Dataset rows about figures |
★ ★ ★
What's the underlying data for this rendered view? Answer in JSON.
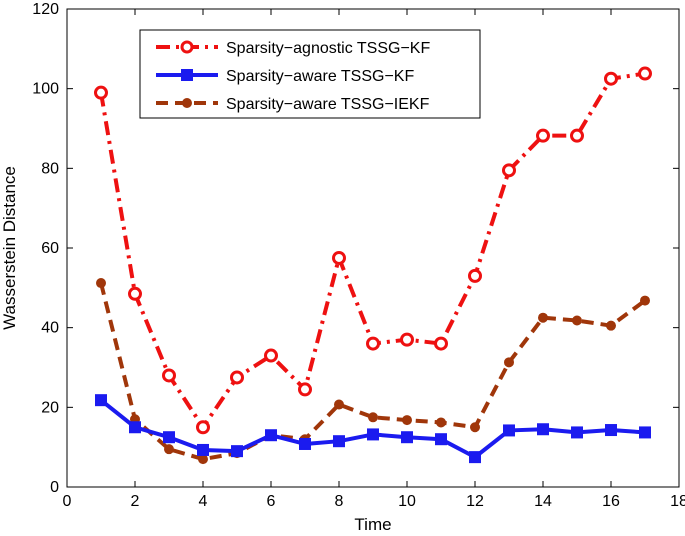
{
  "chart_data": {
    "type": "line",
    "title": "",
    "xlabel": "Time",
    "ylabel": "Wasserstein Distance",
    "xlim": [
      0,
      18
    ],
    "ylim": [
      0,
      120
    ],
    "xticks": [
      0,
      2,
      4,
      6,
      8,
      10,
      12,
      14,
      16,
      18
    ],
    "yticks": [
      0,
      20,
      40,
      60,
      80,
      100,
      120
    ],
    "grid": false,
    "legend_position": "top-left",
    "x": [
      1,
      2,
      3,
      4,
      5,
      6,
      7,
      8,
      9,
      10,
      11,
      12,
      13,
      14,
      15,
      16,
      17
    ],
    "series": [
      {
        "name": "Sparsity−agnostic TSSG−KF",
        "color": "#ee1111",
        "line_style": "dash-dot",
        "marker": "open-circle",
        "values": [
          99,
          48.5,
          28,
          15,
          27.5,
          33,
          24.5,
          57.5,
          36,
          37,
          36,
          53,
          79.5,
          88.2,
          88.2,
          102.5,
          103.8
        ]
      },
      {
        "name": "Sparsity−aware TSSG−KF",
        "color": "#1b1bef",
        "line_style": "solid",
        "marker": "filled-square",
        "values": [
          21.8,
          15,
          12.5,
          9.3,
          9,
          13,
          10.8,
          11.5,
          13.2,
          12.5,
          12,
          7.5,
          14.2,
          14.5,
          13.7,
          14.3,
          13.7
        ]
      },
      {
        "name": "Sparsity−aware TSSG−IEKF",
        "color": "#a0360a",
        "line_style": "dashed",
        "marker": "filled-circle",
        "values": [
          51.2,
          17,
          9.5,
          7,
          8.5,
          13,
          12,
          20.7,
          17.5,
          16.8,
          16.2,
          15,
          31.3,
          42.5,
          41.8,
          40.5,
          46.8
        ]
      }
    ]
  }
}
★ ★ ★
Work to do | Except for the pictures, reproduce every line exactly.

Expected answer |
What's the underlying data for this rendered view? Answer in JSON.
{
  "chart_data": {
    "type": "line",
    "title": "",
    "xlabel": "Time",
    "ylabel": "Wasserstein Distance",
    "xlim": [
      0,
      18
    ],
    "ylim": [
      0,
      120
    ],
    "xticks": [
      0,
      2,
      4,
      6,
      8,
      10,
      12,
      14,
      16,
      18
    ],
    "yticks": [
      0,
      20,
      40,
      60,
      80,
      100,
      120
    ],
    "grid": false,
    "legend_position": "top-left",
    "x": [
      1,
      2,
      3,
      4,
      5,
      6,
      7,
      8,
      9,
      10,
      11,
      12,
      13,
      14,
      15,
      16,
      17
    ],
    "series": [
      {
        "name": "Sparsity−agnostic TSSG−KF",
        "color": "#ee1111",
        "line_style": "dash-dot",
        "marker": "open-circle",
        "values": [
          99,
          48.5,
          28,
          15,
          27.5,
          33,
          24.5,
          57.5,
          36,
          37,
          36,
          53,
          79.5,
          88.2,
          88.2,
          102.5,
          103.8
        ]
      },
      {
        "name": "Sparsity−aware TSSG−KF",
        "color": "#1b1bef",
        "line_style": "solid",
        "marker": "filled-square",
        "values": [
          21.8,
          15,
          12.5,
          9.3,
          9,
          13,
          10.8,
          11.5,
          13.2,
          12.5,
          12,
          7.5,
          14.2,
          14.5,
          13.7,
          14.3,
          13.7
        ]
      },
      {
        "name": "Sparsity−aware TSSG−IEKF",
        "color": "#a0360a",
        "line_style": "dashed",
        "marker": "filled-circle",
        "values": [
          51.2,
          17,
          9.5,
          7,
          8.5,
          13,
          12,
          20.7,
          17.5,
          16.8,
          16.2,
          15,
          31.3,
          42.5,
          41.8,
          40.5,
          46.8
        ]
      }
    ]
  }
}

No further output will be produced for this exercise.